Write only the number of lines in the records beneath that hold "этих".

═══ Data to use ═══

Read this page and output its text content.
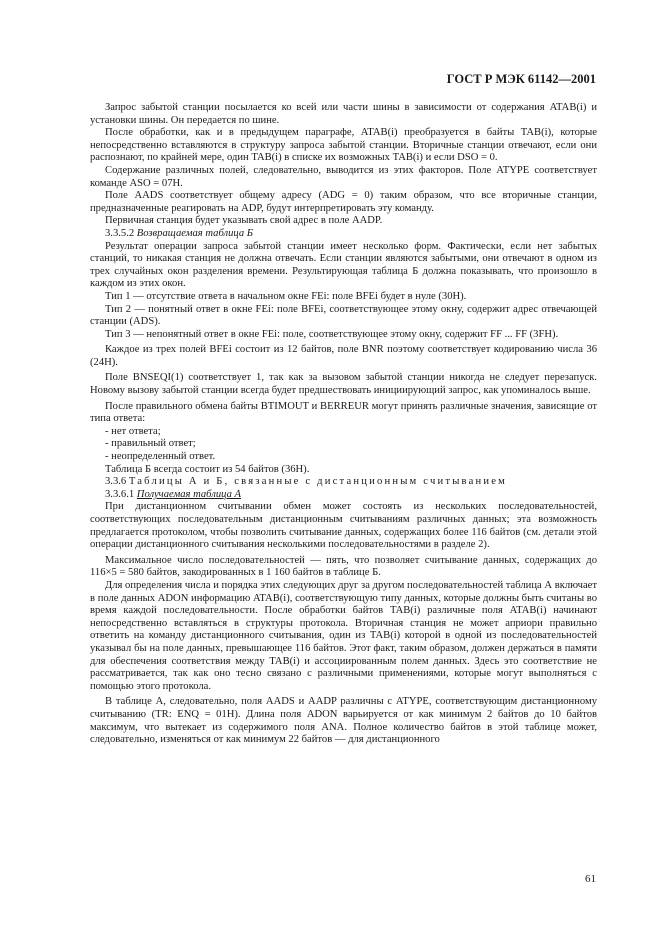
ГОСТ Р МЭК 61142—2001

Запрос забытой станции посылается ко всей или части шины в зависимости от содержания ATAB(i) и установки шины. Он передается по шине.

После обработки, как и в предыдущем параграфе, ATAB(i) преобразуется в байты TAB(i), которые непосредственно вставляются в структуру запроса забытой станции. Вторичные станции отвечают, если они распознают, по крайней мере, один TAB(i) в списке их возможных TAB(i) и если DSO = 0.

Содержание различных полей, следовательно, выводится из этих факторов. Поле ATYPE соответствует команде ASO = 07H.

Поле AADS соответствует общему адресу (ADG = 0) таким образом, что все вторичные станции, предназначенные реагировать на ADP, будут интерпретировать эту команду.

Первичная станция будет указывать свой адрес в поле AADP.

3.3.5.2 Возвращаемая таблица Б

Результат операции запроса забытой станции имеет несколько форм. Фактически, если нет забытых станций, то никакая станция не должна отвечать. Если станции являются забытыми, они отвечают в одном из трех случайных окон разделения времени. Результирующая таблица Б должна показывать, что произошло в каждом из этих окон.

Тип 1 — отсутствие ответа в начальном окне FEi: поле BFEi будет в нуле (30H).

Тип 2 — понятный ответ в окне FEi: поле BFEi, соответствующее этому окну, содержит адрес отвечающей станции (ADS).

Тип 3 — непонятный ответ в окне FEi: поле, соответствующее этому окну, содержит FF ... FF (3FH).

Каждое из трех полей BFEi состоит из 12 байтов, поле BNR поэтому соответствует кодированию числа 36 (24H).

Поле BNSEQI(1) соответствует 1, так как за вызовом забытой станции никогда не следует перезапуск. Новому вызову забытой станции всегда будет предшествовать инициирующий запрос, как упоминалось выше.

После правильного обмена байты BTIMOUT и BERREUR могут принять различные значения, зависящие от типа ответа:

- нет ответа;
- правильный ответ;
- неопределенный ответ.

Таблица Б всегда состоит из 54 байтов (36H).

3.3.6 Таблицы А и Б, связанные с дистанционным считыванием

3.3.6.1 Получаемая таблица А

При дистанционном считывании обмен может состоять из нескольких последовательностей, соответствующих последовательным дистанционным считываниям различных данных; эта возможность предлагается протоколом, чтобы позволить считывание данных, содержащих более 116 байтов (см. детали этой операции дистанционного считывания несколькими последовательностями в разделе 2).

Максимальное число последовательностей — пять, что позволяет считывание данных, содержащих до 116×5 = 580 байтов, закодированных в 1 160 байтов в таблице Б.

Для определения числа и порядка этих следующих друг за другом последовательностей таблица А включает в поле данных ADON информацию ATAB(i), соответствующую типу данных, которые должны быть считаны во время каждой последовательности. После обработки байтов TAB(i) различные поля ATAB(i) начинают непосредственно вставляться в структуры протокола. Вторичная станция не может априори правильно ответить на команду дистанционного считывания, один из TAB(i) которой в одной из последовательностей указывал бы на поле данных, превышающее 116 байтов. Этот факт, таким образом, должен держаться в памяти для обеспечения соответствия между TAB(i) и ассоциированным полем данных. Здесь это соответствие не рассматривается, так как оно тесно связано с различными применениями, которые могут выполняться с помощью этого протокола.

В таблице А, следовательно, поля AADS и AADP различны с ATYPE, соответствующим дистанционному считыванию (TR: ENQ = 01H). Длина поля ADON варьируется от как минимум 2 байтов до 10 байтов максимум, что вытекает из содержимого поля ANA. Полное количество байтов в этой таблице может, следовательно, изменяться от как минимум 22 байтов — для дистанционного

61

═══

• Task response
3